→ Given exercise: Look through the material below and count the lines with the string "name". Report only the count.

(Figure dataset records)
- - - - - - -

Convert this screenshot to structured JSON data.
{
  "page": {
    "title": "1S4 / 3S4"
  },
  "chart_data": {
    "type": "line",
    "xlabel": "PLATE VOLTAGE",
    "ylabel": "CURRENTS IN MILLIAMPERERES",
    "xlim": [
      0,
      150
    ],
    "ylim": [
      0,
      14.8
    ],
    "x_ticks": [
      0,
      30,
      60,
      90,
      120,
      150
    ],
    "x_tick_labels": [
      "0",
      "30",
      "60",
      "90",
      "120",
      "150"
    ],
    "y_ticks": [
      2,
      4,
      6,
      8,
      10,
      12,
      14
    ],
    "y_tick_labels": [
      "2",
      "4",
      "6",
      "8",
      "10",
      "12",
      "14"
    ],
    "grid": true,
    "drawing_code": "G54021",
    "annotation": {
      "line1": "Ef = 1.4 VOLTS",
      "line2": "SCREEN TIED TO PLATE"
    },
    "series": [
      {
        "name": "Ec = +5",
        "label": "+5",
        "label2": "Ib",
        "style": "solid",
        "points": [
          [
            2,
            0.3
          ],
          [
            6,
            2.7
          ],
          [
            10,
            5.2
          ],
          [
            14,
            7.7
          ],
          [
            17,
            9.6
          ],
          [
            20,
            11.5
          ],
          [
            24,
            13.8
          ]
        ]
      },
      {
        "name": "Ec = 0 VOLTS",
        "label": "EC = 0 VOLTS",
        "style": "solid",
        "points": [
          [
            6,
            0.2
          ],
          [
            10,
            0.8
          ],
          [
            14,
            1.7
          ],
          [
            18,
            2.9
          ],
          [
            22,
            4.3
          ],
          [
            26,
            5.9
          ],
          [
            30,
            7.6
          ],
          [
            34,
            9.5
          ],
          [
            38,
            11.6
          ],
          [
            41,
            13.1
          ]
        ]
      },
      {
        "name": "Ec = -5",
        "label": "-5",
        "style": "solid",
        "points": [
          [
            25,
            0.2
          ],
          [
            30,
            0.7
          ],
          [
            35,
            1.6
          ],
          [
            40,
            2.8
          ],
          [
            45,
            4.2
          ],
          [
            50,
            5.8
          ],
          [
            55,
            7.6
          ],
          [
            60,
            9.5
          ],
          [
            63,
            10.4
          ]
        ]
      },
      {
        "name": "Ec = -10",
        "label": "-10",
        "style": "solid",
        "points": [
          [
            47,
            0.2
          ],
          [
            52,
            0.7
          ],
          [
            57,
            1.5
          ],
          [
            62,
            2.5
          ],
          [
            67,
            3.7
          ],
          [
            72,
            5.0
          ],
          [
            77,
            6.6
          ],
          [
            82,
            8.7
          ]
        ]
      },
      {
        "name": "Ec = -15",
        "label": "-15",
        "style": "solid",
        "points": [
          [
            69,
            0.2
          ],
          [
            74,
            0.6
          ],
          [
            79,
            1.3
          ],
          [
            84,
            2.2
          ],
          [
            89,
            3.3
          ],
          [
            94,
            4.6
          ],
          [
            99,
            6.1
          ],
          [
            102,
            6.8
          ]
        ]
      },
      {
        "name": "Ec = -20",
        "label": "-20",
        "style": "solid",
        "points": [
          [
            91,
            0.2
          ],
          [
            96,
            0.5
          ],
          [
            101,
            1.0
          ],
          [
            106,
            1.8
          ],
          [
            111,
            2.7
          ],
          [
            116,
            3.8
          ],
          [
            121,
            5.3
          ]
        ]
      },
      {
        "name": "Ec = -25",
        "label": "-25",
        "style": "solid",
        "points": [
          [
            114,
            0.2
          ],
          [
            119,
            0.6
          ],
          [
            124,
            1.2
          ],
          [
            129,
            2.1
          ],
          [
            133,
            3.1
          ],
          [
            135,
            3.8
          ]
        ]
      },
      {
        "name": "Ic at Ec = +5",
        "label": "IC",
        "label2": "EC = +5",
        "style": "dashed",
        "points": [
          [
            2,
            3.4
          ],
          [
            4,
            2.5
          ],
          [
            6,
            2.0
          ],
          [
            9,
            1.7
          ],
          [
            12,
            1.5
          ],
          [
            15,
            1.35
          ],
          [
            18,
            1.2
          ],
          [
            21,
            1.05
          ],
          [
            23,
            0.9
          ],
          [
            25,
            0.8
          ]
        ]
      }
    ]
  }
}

- - - - - - -

→ Right answer: 8